Your task
Skip the pictures. Repeat everything else in the records word for word.

_ _ _ _ _

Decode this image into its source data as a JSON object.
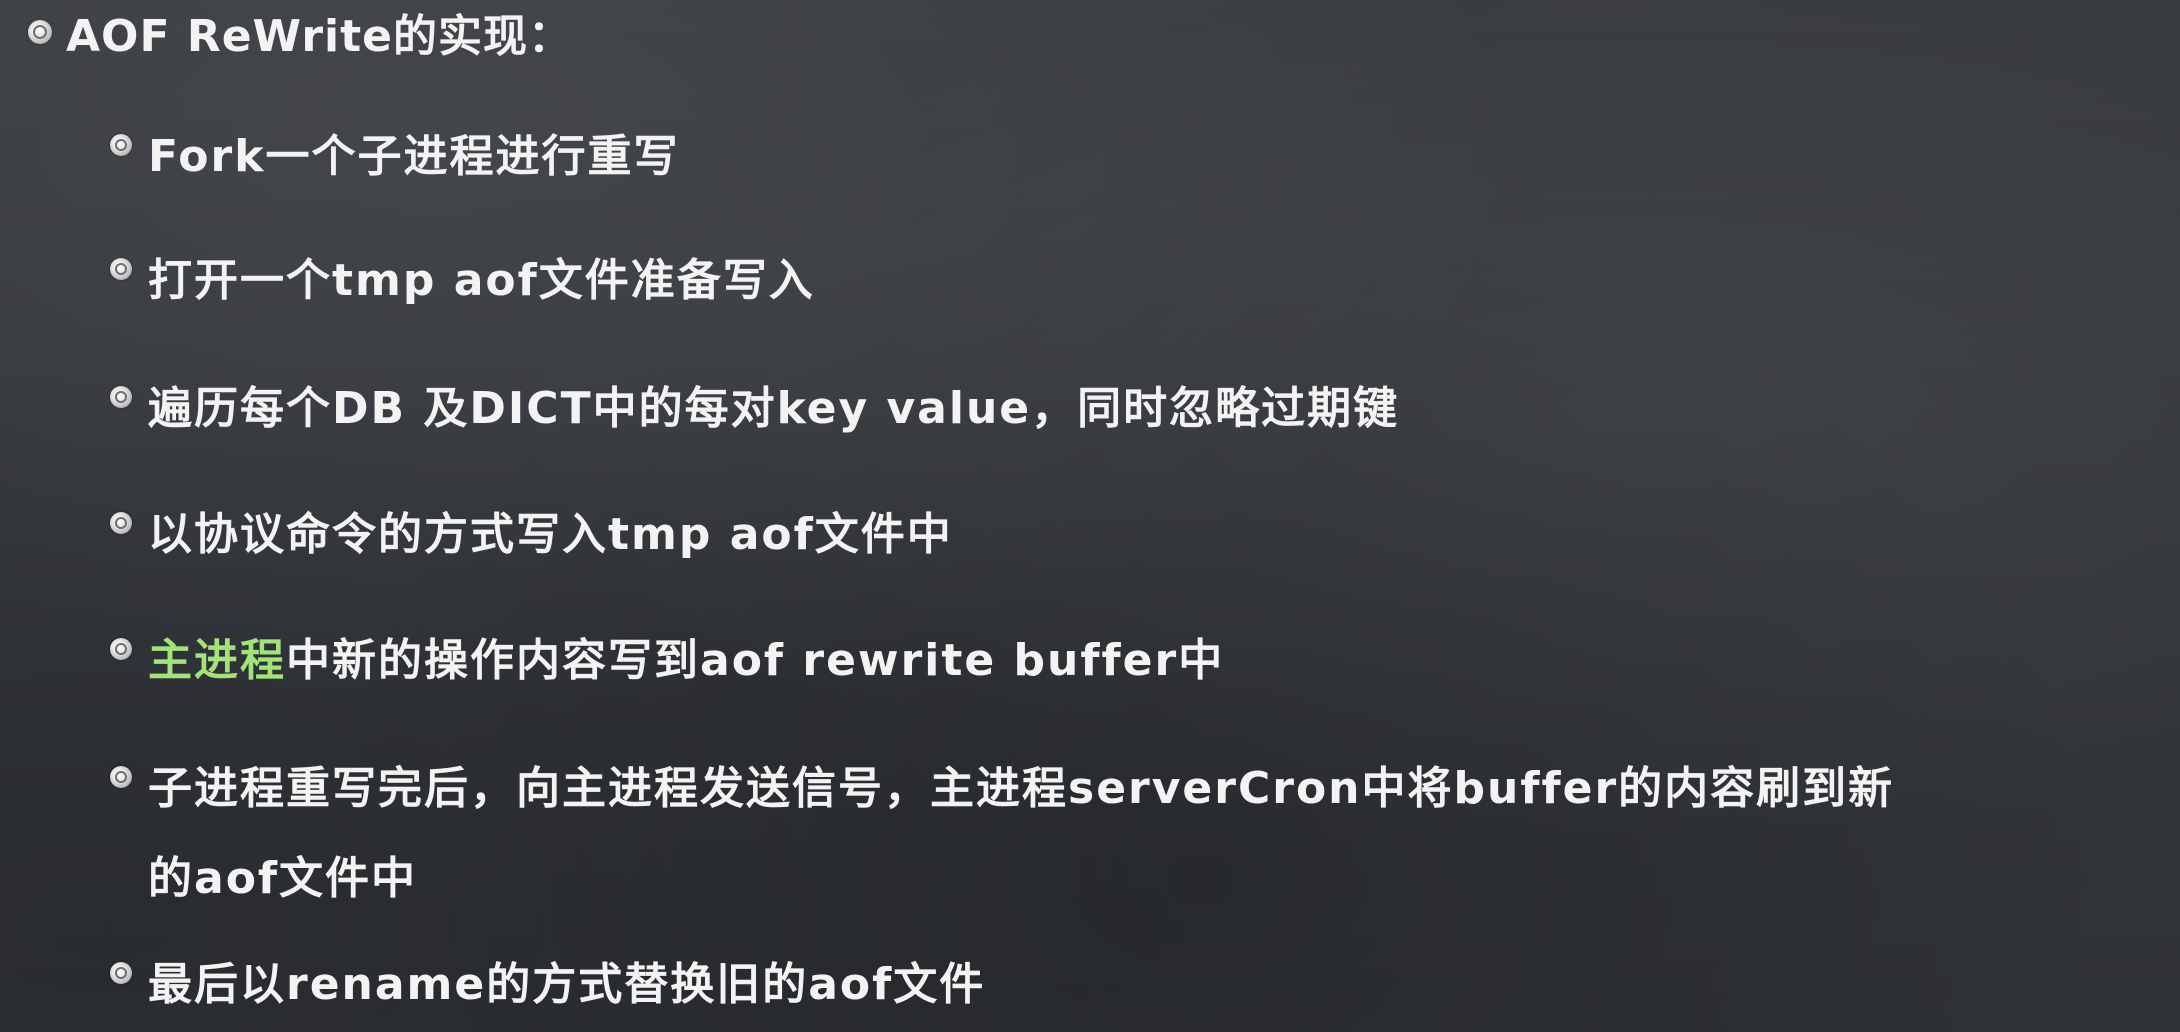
{
  "title": "AOF ReWrite的实现：",
  "items": [
    {
      "text": "Fork一个子进程进行重写"
    },
    {
      "text": "打开一个tmp aof文件准备写入"
    },
    {
      "text": "遍历每个DB 及DICT中的每对key value，同时忽略过期键"
    },
    {
      "text": "以协议命令的方式写入tmp aof文件中"
    },
    {
      "highlight": "主进程",
      "text": "中新的操作内容写到aof rewrite buffer中"
    },
    {
      "line1": "子进程重写完后，向主进程发送信号，主进程serverCron中将buffer的内容刷到新",
      "line2": "的aof文件中"
    },
    {
      "text": "最后以rename的方式替换旧的aof文件"
    }
  ],
  "colors": {
    "background": "#34373c",
    "text": "#f3f3f3",
    "highlight": "#a4e27b"
  },
  "icons": {
    "bullet": "circle-bullet-icon"
  }
}
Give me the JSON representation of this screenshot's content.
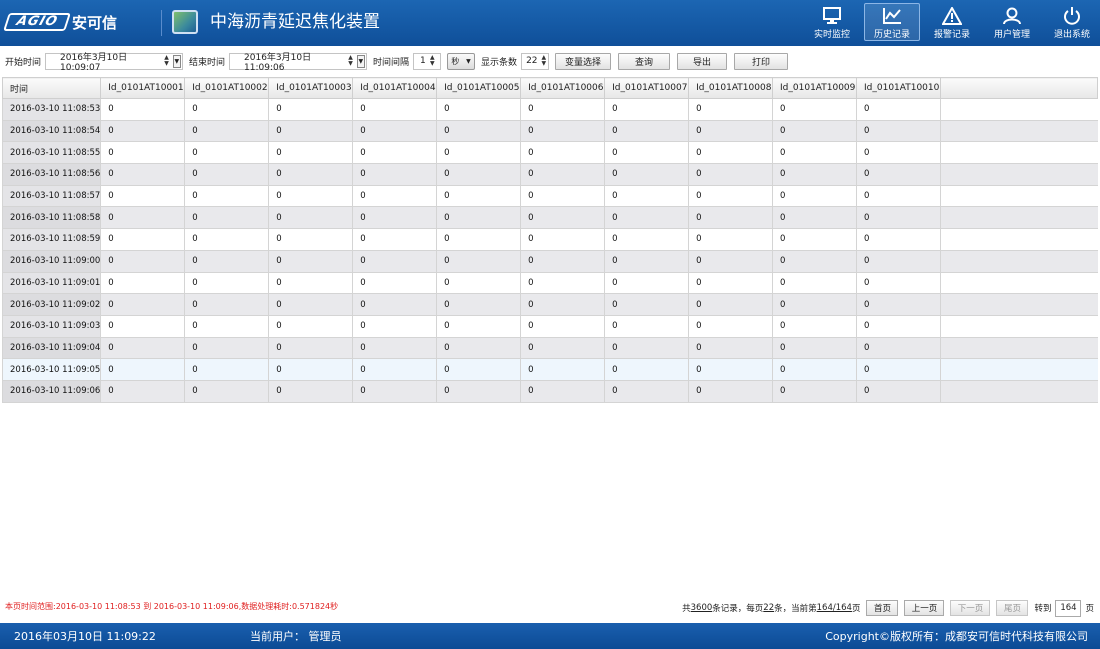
{
  "header": {
    "logo_mark": "AGIO",
    "logo_text": "安可信",
    "app_title": "中海沥青延迟焦化装置",
    "nav": [
      {
        "label": "实时监控",
        "icon": "monitor-icon"
      },
      {
        "label": "历史记录",
        "icon": "chart-icon",
        "active": true
      },
      {
        "label": "报警记录",
        "icon": "warning-icon"
      },
      {
        "label": "用户管理",
        "icon": "user-icon"
      },
      {
        "label": "退出系统",
        "icon": "power-icon"
      }
    ]
  },
  "toolbar": {
    "start_label": "开始时间",
    "start_value": "2016年3月10日 10:09:07",
    "end_label": "结束时间",
    "end_value": "2016年3月10日 11:09:06",
    "interval_label": "时间间隔",
    "interval_value": "1",
    "interval_unit": "秒",
    "count_label": "显示条数",
    "count_value": "22",
    "var_select": "变量选择",
    "query": "查询",
    "export": "导出",
    "print": "打印"
  },
  "table": {
    "time_header": "时间",
    "columns": [
      "Id_0101AT10001",
      "Id_0101AT10002",
      "Id_0101AT10003",
      "Id_0101AT10004",
      "Id_0101AT10005",
      "Id_0101AT10006",
      "Id_0101AT10007",
      "Id_0101AT10008",
      "Id_0101AT10009",
      "Id_0101AT10010"
    ],
    "rows": [
      {
        "time": "2016-03-10 11:08:53",
        "values": [
          "0",
          "0",
          "0",
          "0",
          "0",
          "0",
          "0",
          "0",
          "0",
          "0"
        ]
      },
      {
        "time": "2016-03-10 11:08:54",
        "values": [
          "0",
          "0",
          "0",
          "0",
          "0",
          "0",
          "0",
          "0",
          "0",
          "0"
        ]
      },
      {
        "time": "2016-03-10 11:08:55",
        "values": [
          "0",
          "0",
          "0",
          "0",
          "0",
          "0",
          "0",
          "0",
          "0",
          "0"
        ]
      },
      {
        "time": "2016-03-10 11:08:56",
        "values": [
          "0",
          "0",
          "0",
          "0",
          "0",
          "0",
          "0",
          "0",
          "0",
          "0"
        ]
      },
      {
        "time": "2016-03-10 11:08:57",
        "values": [
          "0",
          "0",
          "0",
          "0",
          "0",
          "0",
          "0",
          "0",
          "0",
          "0"
        ]
      },
      {
        "time": "2016-03-10 11:08:58",
        "values": [
          "0",
          "0",
          "0",
          "0",
          "0",
          "0",
          "0",
          "0",
          "0",
          "0"
        ]
      },
      {
        "time": "2016-03-10 11:08:59",
        "values": [
          "0",
          "0",
          "0",
          "0",
          "0",
          "0",
          "0",
          "0",
          "0",
          "0"
        ]
      },
      {
        "time": "2016-03-10 11:09:00",
        "values": [
          "0",
          "0",
          "0",
          "0",
          "0",
          "0",
          "0",
          "0",
          "0",
          "0"
        ]
      },
      {
        "time": "2016-03-10 11:09:01",
        "values": [
          "0",
          "0",
          "0",
          "0",
          "0",
          "0",
          "0",
          "0",
          "0",
          "0"
        ]
      },
      {
        "time": "2016-03-10 11:09:02",
        "values": [
          "0",
          "0",
          "0",
          "0",
          "0",
          "0",
          "0",
          "0",
          "0",
          "0"
        ]
      },
      {
        "time": "2016-03-10 11:09:03",
        "values": [
          "0",
          "0",
          "0",
          "0",
          "0",
          "0",
          "0",
          "0",
          "0",
          "0"
        ]
      },
      {
        "time": "2016-03-10 11:09:04",
        "values": [
          "0",
          "0",
          "0",
          "0",
          "0",
          "0",
          "0",
          "0",
          "0",
          "0"
        ]
      },
      {
        "time": "2016-03-10 11:09:05",
        "values": [
          "0",
          "0",
          "0",
          "0",
          "0",
          "0",
          "0",
          "0",
          "0",
          "0"
        ]
      },
      {
        "time": "2016-03-10 11:09:06",
        "values": [
          "0",
          "0",
          "0",
          "0",
          "0",
          "0",
          "0",
          "0",
          "0",
          "0"
        ]
      }
    ]
  },
  "range_info": "本页时间范围:2016-03-10 11:08:53 到 2016-03-10 11:09:06,数据处理耗时:0.571824秒",
  "pager": {
    "total_prefix": "共",
    "total": "3600",
    "total_suffix": "条记录，每页",
    "per_page": "22",
    "per_page_suffix": "条，当前第",
    "current": "164/164",
    "current_suffix": "页",
    "first": "首页",
    "prev": "上一页",
    "next": "下一页",
    "last": "尾页",
    "goto_label": "转到",
    "goto_value": "164",
    "goto_suffix": "页"
  },
  "footer": {
    "datetime": "2016年03月10日 11:09:22",
    "user_label": "当前用户：",
    "user_name": "管理员",
    "copyright": "Copyright©版权所有：成都安可信时代科技有限公司"
  }
}
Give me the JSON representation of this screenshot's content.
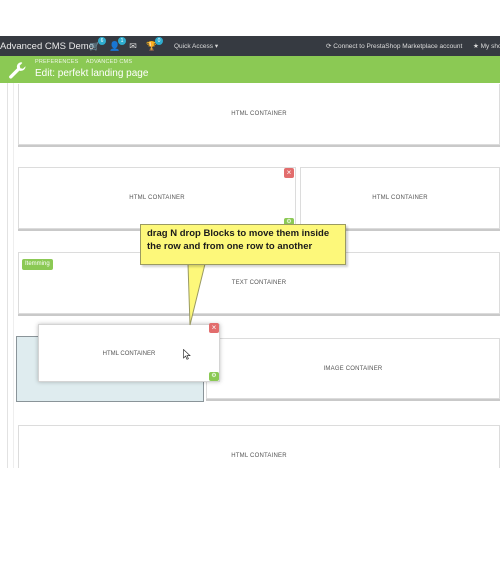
{
  "header": {
    "brand": "Advanced CMS Demo",
    "icons": [
      {
        "name": "cart-icon",
        "glyph": "🛒",
        "badge": "6"
      },
      {
        "name": "user-icon",
        "glyph": "👤",
        "badge": "1"
      },
      {
        "name": "mail-icon",
        "glyph": "✉",
        "badge": ""
      },
      {
        "name": "trophy-icon",
        "glyph": "🏆",
        "badge": "0"
      }
    ],
    "quick_access": "Quick Access ▾",
    "connect": "Connect to PrestaShop Marketplace account",
    "my_shop": "★ My shop"
  },
  "page_header": {
    "breadcrumb": [
      "PREFERENCES",
      "ADVANCED CMS"
    ],
    "title": "Edit: perfekt landing page",
    "accent": "#8bc954"
  },
  "editor": {
    "rows": [
      {
        "label": "HTML CONTAINER"
      },
      {
        "left": "HTML CONTAINER",
        "right": "HTML CONTAINER"
      },
      {
        "tag": "Itemming",
        "label": "TEXT CONTAINER"
      },
      {
        "dragging": "HTML CONTAINER",
        "right": "IMAGE CONTAINER"
      },
      {
        "label": "HTML CONTAINER"
      }
    ],
    "delete_glyph": "×",
    "settings_glyph": "⚙"
  },
  "callout": {
    "text": "drag N drop Blocks to move them inside the row and from one row to another",
    "color": "#fdf87a"
  }
}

_ _ _ _ _

Solved problem
Decode this image into its source data as a JSON object.
{
  "title": "AOF ReWrite的实现：",
  "items": [
    {
      "text": "Fork一个子进程进行重写"
    },
    {
      "text": "打开一个tmp aof文件准备写入"
    },
    {
      "text": "遍历每个DB 及DICT中的每对key value，同时忽略过期键"
    },
    {
      "text": "以协议命令的方式写入tmp aof文件中"
    },
    {
      "highlight": "主进程",
      "text": "中新的操作内容写到aof rewrite buffer中"
    },
    {
      "line1": "子进程重写完后，向主进程发送信号，主进程serverCron中将buffer的内容刷到新",
      "line2": "的aof文件中"
    },
    {
      "text": "最后以rename的方式替换旧的aof文件"
    }
  ],
  "colors": {
    "background": "#34373c",
    "text": "#f3f3f3",
    "highlight": "#a4e27b"
  },
  "icons": {
    "bullet": "circle-bullet-icon"
  }
}
Give me the JSON representation of this screenshot's content.
{
  "header": {
    "logo_mark": "AGIO",
    "logo_text": "安可信",
    "app_title": "中海沥青延迟焦化装置",
    "nav": [
      {
        "label": "实时监控",
        "icon": "monitor-icon"
      },
      {
        "label": "历史记录",
        "icon": "chart-icon",
        "active": true
      },
      {
        "label": "报警记录",
        "icon": "warning-icon"
      },
      {
        "label": "用户管理",
        "icon": "user-icon"
      },
      {
        "label": "退出系统",
        "icon": "power-icon"
      }
    ]
  },
  "toolbar": {
    "start_label": "开始时间",
    "start_value": "2016年3月10日 10:09:07",
    "end_label": "结束时间",
    "end_value": "2016年3月10日 11:09:06",
    "interval_label": "时间间隔",
    "interval_value": "1",
    "interval_unit": "秒",
    "count_label": "显示条数",
    "count_value": "22",
    "var_select": "变量选择",
    "query": "查询",
    "export": "导出",
    "print": "打印"
  },
  "table": {
    "time_header": "时间",
    "columns": [
      "Id_0101AT10001",
      "Id_0101AT10002",
      "Id_0101AT10003",
      "Id_0101AT10004",
      "Id_0101AT10005",
      "Id_0101AT10006",
      "Id_0101AT10007",
      "Id_0101AT10008",
      "Id_0101AT10009",
      "Id_0101AT10010"
    ],
    "rows": [
      {
        "time": "2016-03-10 11:08:53",
        "values": [
          "0",
          "0",
          "0",
          "0",
          "0",
          "0",
          "0",
          "0",
          "0",
          "0"
        ]
      },
      {
        "time": "2016-03-10 11:08:54",
        "values": [
          "0",
          "0",
          "0",
          "0",
          "0",
          "0",
          "0",
          "0",
          "0",
          "0"
        ]
      },
      {
        "time": "2016-03-10 11:08:55",
        "values": [
          "0",
          "0",
          "0",
          "0",
          "0",
          "0",
          "0",
          "0",
          "0",
          "0"
        ]
      },
      {
        "time": "2016-03-10 11:08:56",
        "values": [
          "0",
          "0",
          "0",
          "0",
          "0",
          "0",
          "0",
          "0",
          "0",
          "0"
        ]
      },
      {
        "time": "2016-03-10 11:08:57",
        "values": [
          "0",
          "0",
          "0",
          "0",
          "0",
          "0",
          "0",
          "0",
          "0",
          "0"
        ]
      },
      {
        "time": "2016-03-10 11:08:58",
        "values": [
          "0",
          "0",
          "0",
          "0",
          "0",
          "0",
          "0",
          "0",
          "0",
          "0"
        ]
      },
      {
        "time": "2016-03-10 11:08:59",
        "values": [
          "0",
          "0",
          "0",
          "0",
          "0",
          "0",
          "0",
          "0",
          "0",
          "0"
        ]
      },
      {
        "time": "2016-03-10 11:09:00",
        "values": [
          "0",
          "0",
          "0",
          "0",
          "0",
          "0",
          "0",
          "0",
          "0",
          "0"
        ]
      },
      {
        "time": "2016-03-10 11:09:01",
        "values": [
          "0",
          "0",
          "0",
          "0",
          "0",
          "0",
          "0",
          "0",
          "0",
          "0"
        ]
      },
      {
        "time": "2016-03-10 11:09:02",
        "values": [
          "0",
          "0",
          "0",
          "0",
          "0",
          "0",
          "0",
          "0",
          "0",
          "0"
        ]
      },
      {
        "time": "2016-03-10 11:09:03",
        "values": [
          "0",
          "0",
          "0",
          "0",
          "0",
          "0",
          "0",
          "0",
          "0",
          "0"
        ]
      },
      {
        "time": "2016-03-10 11:09:04",
        "values": [
          "0",
          "0",
          "0",
          "0",
          "0",
          "0",
          "0",
          "0",
          "0",
          "0"
        ]
      },
      {
        "time": "2016-03-10 11:09:05",
        "values": [
          "0",
          "0",
          "0",
          "0",
          "0",
          "0",
          "0",
          "0",
          "0",
          "0"
        ]
      },
      {
        "time": "2016-03-10 11:09:06",
        "values": [
          "0",
          "0",
          "0",
          "0",
          "0",
          "0",
          "0",
          "0",
          "0",
          "0"
        ]
      }
    ]
  },
  "range_info": "本页时间范围:2016-03-10 11:08:53 到 2016-03-10 11:09:06,数据处理耗时:0.571824秒",
  "pager": {
    "total_prefix": "共",
    "total": "3600",
    "total_suffix": "条记录，每页",
    "per_page": "22",
    "per_page_suffix": "条，当前第",
    "current": "164/164",
    "current_suffix": "页",
    "first": "首页",
    "prev": "上一页",
    "next": "下一页",
    "last": "尾页",
    "goto_label": "转到",
    "goto_value": "164",
    "goto_suffix": "页"
  },
  "footer": {
    "datetime": "2016年03月10日 11:09:22",
    "user_label": "当前用户：",
    "user_name": "管理员",
    "copyright": "Copyright©版权所有：成都安可信时代科技有限公司"
  }
}
Give me the JSON representation of this screenshot's content.
{
  "header": {
    "brand": "Advanced CMS Demo",
    "icons": [
      {
        "name": "cart-icon",
        "glyph": "🛒",
        "badge": "6"
      },
      {
        "name": "user-icon",
        "glyph": "👤",
        "badge": "1"
      },
      {
        "name": "mail-icon",
        "glyph": "✉",
        "badge": ""
      },
      {
        "name": "trophy-icon",
        "glyph": "🏆",
        "badge": "0"
      }
    ],
    "quick_access": "Quick Access ▾",
    "connect": "Connect to PrestaShop Marketplace account",
    "my_shop": "★ My shop"
  },
  "page_header": {
    "breadcrumb": [
      "PREFERENCES",
      "ADVANCED CMS"
    ],
    "title": "Edit: perfekt landing page",
    "accent": "#8bc954"
  },
  "editor": {
    "rows": [
      {
        "label": "HTML CONTAINER"
      },
      {
        "left": "HTML CONTAINER",
        "right": "HTML CONTAINER"
      },
      {
        "tag": "Itemming",
        "label": "TEXT CONTAINER"
      },
      {
        "dragging": "HTML CONTAINER",
        "right": "IMAGE CONTAINER"
      },
      {
        "label": "HTML CONTAINER"
      }
    ],
    "delete_glyph": "×",
    "settings_glyph": "⚙"
  },
  "callout": {
    "text": "drag N drop Blocks to move them inside the row and from one row to another",
    "color": "#fdf87a"
  }
}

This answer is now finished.